----- Extracted material -----

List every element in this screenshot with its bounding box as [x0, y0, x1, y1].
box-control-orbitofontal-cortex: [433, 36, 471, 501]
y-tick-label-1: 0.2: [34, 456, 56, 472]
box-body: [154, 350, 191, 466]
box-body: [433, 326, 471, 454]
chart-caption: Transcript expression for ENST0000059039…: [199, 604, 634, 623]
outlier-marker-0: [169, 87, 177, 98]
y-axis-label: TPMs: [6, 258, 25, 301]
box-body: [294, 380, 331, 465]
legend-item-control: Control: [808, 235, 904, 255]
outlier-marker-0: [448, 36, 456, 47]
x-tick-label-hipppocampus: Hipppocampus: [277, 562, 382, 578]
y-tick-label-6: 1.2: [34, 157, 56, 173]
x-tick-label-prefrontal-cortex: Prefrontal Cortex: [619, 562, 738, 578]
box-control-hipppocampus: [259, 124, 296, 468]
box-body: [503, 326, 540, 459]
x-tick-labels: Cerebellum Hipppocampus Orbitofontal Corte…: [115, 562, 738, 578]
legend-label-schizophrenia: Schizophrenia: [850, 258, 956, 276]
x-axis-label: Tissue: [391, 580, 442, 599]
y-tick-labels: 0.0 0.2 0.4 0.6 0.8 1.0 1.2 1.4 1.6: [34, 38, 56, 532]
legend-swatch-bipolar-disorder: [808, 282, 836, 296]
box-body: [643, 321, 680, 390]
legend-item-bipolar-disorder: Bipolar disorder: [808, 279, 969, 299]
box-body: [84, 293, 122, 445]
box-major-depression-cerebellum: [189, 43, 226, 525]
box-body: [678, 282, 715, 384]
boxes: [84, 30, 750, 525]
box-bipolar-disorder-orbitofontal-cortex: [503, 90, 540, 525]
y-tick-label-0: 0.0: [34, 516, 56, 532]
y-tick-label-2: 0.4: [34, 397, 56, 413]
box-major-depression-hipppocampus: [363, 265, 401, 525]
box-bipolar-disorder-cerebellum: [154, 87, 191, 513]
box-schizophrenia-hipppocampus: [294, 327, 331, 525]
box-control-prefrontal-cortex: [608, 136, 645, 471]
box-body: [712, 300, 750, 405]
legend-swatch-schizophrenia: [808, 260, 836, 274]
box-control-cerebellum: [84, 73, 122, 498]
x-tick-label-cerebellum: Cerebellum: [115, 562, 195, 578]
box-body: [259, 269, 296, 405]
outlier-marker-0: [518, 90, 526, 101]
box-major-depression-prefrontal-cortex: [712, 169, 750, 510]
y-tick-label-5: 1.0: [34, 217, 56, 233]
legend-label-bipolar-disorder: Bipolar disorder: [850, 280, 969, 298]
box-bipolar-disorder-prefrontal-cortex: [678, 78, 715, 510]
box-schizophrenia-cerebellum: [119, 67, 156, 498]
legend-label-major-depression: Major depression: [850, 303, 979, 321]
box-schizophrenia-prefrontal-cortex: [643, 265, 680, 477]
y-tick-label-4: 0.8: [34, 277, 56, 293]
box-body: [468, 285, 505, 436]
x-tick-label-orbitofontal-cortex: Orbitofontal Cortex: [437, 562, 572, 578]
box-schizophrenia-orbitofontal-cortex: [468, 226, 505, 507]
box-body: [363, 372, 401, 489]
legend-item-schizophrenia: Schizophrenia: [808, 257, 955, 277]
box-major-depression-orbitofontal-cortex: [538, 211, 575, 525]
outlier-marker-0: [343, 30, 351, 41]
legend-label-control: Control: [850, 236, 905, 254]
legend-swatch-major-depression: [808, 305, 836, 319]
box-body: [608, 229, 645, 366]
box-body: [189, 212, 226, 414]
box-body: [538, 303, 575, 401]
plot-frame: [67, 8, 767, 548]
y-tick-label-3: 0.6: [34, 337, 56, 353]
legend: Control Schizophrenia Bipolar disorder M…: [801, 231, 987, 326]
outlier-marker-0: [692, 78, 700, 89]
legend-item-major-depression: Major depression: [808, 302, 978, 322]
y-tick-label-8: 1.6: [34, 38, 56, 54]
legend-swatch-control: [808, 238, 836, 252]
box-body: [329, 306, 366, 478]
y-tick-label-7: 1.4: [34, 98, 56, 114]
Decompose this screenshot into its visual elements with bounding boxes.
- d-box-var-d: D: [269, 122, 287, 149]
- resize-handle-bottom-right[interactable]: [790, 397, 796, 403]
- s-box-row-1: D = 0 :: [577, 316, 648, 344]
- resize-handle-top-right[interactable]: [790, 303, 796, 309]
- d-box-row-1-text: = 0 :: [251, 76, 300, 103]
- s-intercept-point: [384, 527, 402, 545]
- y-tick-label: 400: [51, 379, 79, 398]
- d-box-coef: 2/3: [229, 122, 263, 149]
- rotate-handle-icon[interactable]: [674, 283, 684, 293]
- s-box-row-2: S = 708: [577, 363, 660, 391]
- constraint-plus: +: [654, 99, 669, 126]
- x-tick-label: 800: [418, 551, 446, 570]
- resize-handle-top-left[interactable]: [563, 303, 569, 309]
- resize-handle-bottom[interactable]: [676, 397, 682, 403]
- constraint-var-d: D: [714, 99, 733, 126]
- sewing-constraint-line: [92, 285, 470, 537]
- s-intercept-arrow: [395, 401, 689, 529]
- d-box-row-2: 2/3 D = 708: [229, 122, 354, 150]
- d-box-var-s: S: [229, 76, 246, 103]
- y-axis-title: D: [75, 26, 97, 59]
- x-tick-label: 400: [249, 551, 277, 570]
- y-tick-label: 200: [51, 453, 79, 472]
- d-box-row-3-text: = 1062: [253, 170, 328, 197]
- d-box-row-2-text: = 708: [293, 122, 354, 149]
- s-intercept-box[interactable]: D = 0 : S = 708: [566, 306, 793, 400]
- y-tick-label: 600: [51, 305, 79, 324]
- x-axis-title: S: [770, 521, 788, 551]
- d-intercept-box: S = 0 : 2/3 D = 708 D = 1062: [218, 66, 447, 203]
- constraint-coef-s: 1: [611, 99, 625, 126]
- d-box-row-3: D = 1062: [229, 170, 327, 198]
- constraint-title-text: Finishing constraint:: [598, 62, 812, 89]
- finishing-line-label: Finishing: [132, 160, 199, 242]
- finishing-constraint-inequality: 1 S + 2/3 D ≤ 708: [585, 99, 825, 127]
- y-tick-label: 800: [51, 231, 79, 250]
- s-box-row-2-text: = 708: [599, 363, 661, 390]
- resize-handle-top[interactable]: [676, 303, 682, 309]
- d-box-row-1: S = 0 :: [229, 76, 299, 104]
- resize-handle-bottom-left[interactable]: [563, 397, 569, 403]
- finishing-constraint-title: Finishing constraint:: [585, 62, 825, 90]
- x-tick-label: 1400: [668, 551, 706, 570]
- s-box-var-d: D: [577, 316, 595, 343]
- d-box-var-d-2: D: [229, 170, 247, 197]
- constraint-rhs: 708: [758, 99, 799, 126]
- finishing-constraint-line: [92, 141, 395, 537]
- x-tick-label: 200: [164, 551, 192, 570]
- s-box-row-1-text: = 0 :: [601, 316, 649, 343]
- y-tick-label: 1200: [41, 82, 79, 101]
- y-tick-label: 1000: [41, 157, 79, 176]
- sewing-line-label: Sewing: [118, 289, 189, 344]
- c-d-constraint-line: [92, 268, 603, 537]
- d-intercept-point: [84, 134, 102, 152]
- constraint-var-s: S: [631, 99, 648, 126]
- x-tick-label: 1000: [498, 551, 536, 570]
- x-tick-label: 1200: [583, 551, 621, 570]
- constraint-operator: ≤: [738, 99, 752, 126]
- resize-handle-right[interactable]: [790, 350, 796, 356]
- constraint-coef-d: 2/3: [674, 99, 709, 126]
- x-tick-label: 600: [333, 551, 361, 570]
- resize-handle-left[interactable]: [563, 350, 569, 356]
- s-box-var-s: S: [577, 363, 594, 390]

-----

What needs to be done = Copy every line of the records above word for word, with no changes.

Answer =
List every element in this screenshot with its bounding box as [x0, y0, x1, y1].
box-control-orbitofontal-cortex: [433, 36, 471, 501]
y-tick-label-1: 0.2: [34, 456, 56, 472]
box-body: [154, 350, 191, 466]
box-body: [433, 326, 471, 454]
chart-caption: Transcript expression for ENST0000059039…: [199, 604, 634, 623]
outlier-marker-0: [169, 87, 177, 98]
y-axis-label: TPMs: [6, 258, 25, 301]
box-body: [294, 380, 331, 465]
legend-item-control: Control: [808, 235, 904, 255]
outlier-marker-0: [448, 36, 456, 47]
x-tick-label-hipppocampus: Hipppocampus: [277, 562, 382, 578]
y-tick-label-6: 1.2: [34, 157, 56, 173]
x-tick-label-prefrontal-cortex: Prefrontal Cortex: [619, 562, 738, 578]
box-control-hipppocampus: [259, 124, 296, 468]
box-body: [503, 326, 540, 459]
x-tick-labels: Cerebellum Hipppocampus Orbitofontal Corte…: [115, 562, 738, 578]
legend-label-schizophrenia: Schizophrenia: [850, 258, 956, 276]
x-axis-label: Tissue: [391, 580, 442, 599]
y-tick-labels: 0.0 0.2 0.4 0.6 0.8 1.0 1.2 1.4 1.6: [34, 38, 56, 532]
legend-swatch-bipolar-disorder: [808, 282, 836, 296]
box-body: [643, 321, 680, 390]
legend-item-bipolar-disorder: Bipolar disorder: [808, 279, 969, 299]
box-body: [84, 293, 122, 445]
box-major-depression-cerebellum: [189, 43, 226, 525]
box-body: [678, 282, 715, 384]
boxes: [84, 30, 750, 525]
box-bipolar-disorder-orbitofontal-cortex: [503, 90, 540, 525]
y-tick-label-0: 0.0: [34, 516, 56, 532]
y-tick-label-2: 0.4: [34, 397, 56, 413]
box-major-depression-hipppocampus: [363, 265, 401, 525]
box-bipolar-disorder-cerebellum: [154, 87, 191, 513]
box-schizophrenia-hipppocampus: [294, 327, 331, 525]
box-control-prefrontal-cortex: [608, 136, 645, 471]
box-body: [712, 300, 750, 405]
legend-swatch-schizophrenia: [808, 260, 836, 274]
box-control-cerebellum: [84, 73, 122, 498]
x-tick-label-cerebellum: Cerebellum: [115, 562, 195, 578]
box-body: [259, 269, 296, 405]
outlier-marker-0: [518, 90, 526, 101]
box-major-depression-prefrontal-cortex: [712, 169, 750, 510]
y-tick-label-5: 1.0: [34, 217, 56, 233]
legend-label-bipolar-disorder: Bipolar disorder: [850, 280, 969, 298]
box-bipolar-disorder-prefrontal-cortex: [678, 78, 715, 510]
box-schizophrenia-cerebellum: [119, 67, 156, 498]
legend-label-major-depression: Major depression: [850, 303, 979, 321]
box-schizophrenia-prefrontal-cortex: [643, 265, 680, 477]
y-tick-label-4: 0.8: [34, 277, 56, 293]
box-body: [468, 285, 505, 436]
x-tick-label-orbitofontal-cortex: Orbitofontal Cortex: [437, 562, 572, 578]
box-schizophrenia-orbitofontal-cortex: [468, 226, 505, 507]
box-body: [363, 372, 401, 489]
legend-item-schizophrenia: Schizophrenia: [808, 257, 955, 277]
box-major-depression-orbitofontal-cortex: [538, 211, 575, 525]
outlier-marker-0: [343, 30, 351, 41]
legend-label-control: Control: [850, 236, 905, 254]
legend-swatch-major-depression: [808, 305, 836, 319]
box-body: [608, 229, 645, 366]
box-body: [189, 212, 226, 414]
box-body: [538, 303, 575, 401]
plot-frame: [67, 8, 767, 548]
y-tick-label-3: 0.6: [34, 337, 56, 353]
legend: Control Schizophrenia Bipolar disorder M…: [801, 231, 987, 326]
outlier-marker-0: [692, 78, 700, 89]
legend-item-major-depression: Major depression: [808, 302, 978, 322]
y-tick-label-8: 1.6: [34, 38, 56, 54]
legend-swatch-control: [808, 238, 836, 252]
box-body: [329, 306, 366, 478]
y-tick-label-7: 1.4: [34, 98, 56, 114]
Decompose this screenshot into its visual elements with bounding boxes.
- d-box-var-d: D: [269, 122, 287, 149]
- resize-handle-bottom-right[interactable]: [790, 397, 796, 403]
- s-box-row-1: D = 0 :: [577, 316, 648, 344]
- resize-handle-top-right[interactable]: [790, 303, 796, 309]
- d-box-row-1-text: = 0 :: [251, 76, 300, 103]
- s-intercept-point: [384, 527, 402, 545]
- y-tick-label: 400: [51, 379, 79, 398]
- d-box-coef: 2/3: [229, 122, 263, 149]
- rotate-handle-icon[interactable]: [674, 283, 684, 293]
- s-box-row-2: S = 708: [577, 363, 660, 391]
- constraint-plus: +: [654, 99, 669, 126]
- x-tick-label: 800: [418, 551, 446, 570]
- resize-handle-top-left[interactable]: [563, 303, 569, 309]
- resize-handle-bottom[interactable]: [676, 397, 682, 403]
- constraint-var-d: D: [714, 99, 733, 126]
- sewing-constraint-line: [92, 285, 470, 537]
- s-intercept-arrow: [395, 401, 689, 529]
- d-box-row-2: 2/3 D = 708: [229, 122, 354, 150]
- d-box-var-s: S: [229, 76, 246, 103]
- y-axis-title: D: [75, 26, 97, 59]
- x-tick-label: 400: [249, 551, 277, 570]
- y-tick-label: 200: [51, 453, 79, 472]
- d-box-row-3-text: = 1062: [253, 170, 328, 197]
- d-box-row-2-text: = 708: [293, 122, 354, 149]
- s-intercept-box[interactable]: D = 0 : S = 708: [566, 306, 793, 400]
- y-tick-label: 600: [51, 305, 79, 324]
- x-axis-title: S: [770, 521, 788, 551]
- d-intercept-box: S = 0 : 2/3 D = 708 D = 1062: [218, 66, 447, 203]
- constraint-coef-s: 1: [611, 99, 625, 126]
- d-box-row-3: D = 1062: [229, 170, 327, 198]
- constraint-title-text: Finishing constraint:: [598, 62, 812, 89]
- finishing-line-label: Finishing: [132, 160, 199, 242]
- finishing-constraint-inequality: 1 S + 2/3 D ≤ 708: [585, 99, 825, 127]
- y-tick-label: 800: [51, 231, 79, 250]
- s-box-row-2-text: = 708: [599, 363, 661, 390]
- resize-handle-top[interactable]: [676, 303, 682, 309]
- d-box-row-1: S = 0 :: [229, 76, 299, 104]
- resize-handle-bottom-left[interactable]: [563, 397, 569, 403]
- finishing-constraint-title: Finishing constraint:: [585, 62, 825, 90]
- x-tick-label: 1400: [668, 551, 706, 570]
- s-box-var-d: D: [577, 316, 595, 343]
- d-box-var-d-2: D: [229, 170, 247, 197]
- constraint-rhs: 708: [758, 99, 799, 126]
- finishing-constraint-line: [92, 141, 395, 537]
- x-tick-label: 200: [164, 551, 192, 570]
- s-box-row-1-text: = 0 :: [601, 316, 649, 343]
- y-tick-label: 1200: [41, 82, 79, 101]
- y-tick-label: 1000: [41, 157, 79, 176]
- sewing-line-label: Sewing: [118, 289, 189, 344]
- c-d-constraint-line: [92, 268, 603, 537]
- d-intercept-point: [84, 134, 102, 152]
- constraint-var-s: S: [631, 99, 648, 126]
- x-tick-label: 1000: [498, 551, 536, 570]
- x-tick-label: 1200: [583, 551, 621, 570]
- constraint-operator: ≤: [738, 99, 752, 126]
- resize-handle-right[interactable]: [790, 350, 796, 356]
- constraint-coef-d: 2/3: [674, 99, 709, 126]
- x-tick-label: 600: [333, 551, 361, 570]
- resize-handle-left[interactable]: [563, 350, 569, 356]
- s-box-var-s: S: [577, 363, 594, 390]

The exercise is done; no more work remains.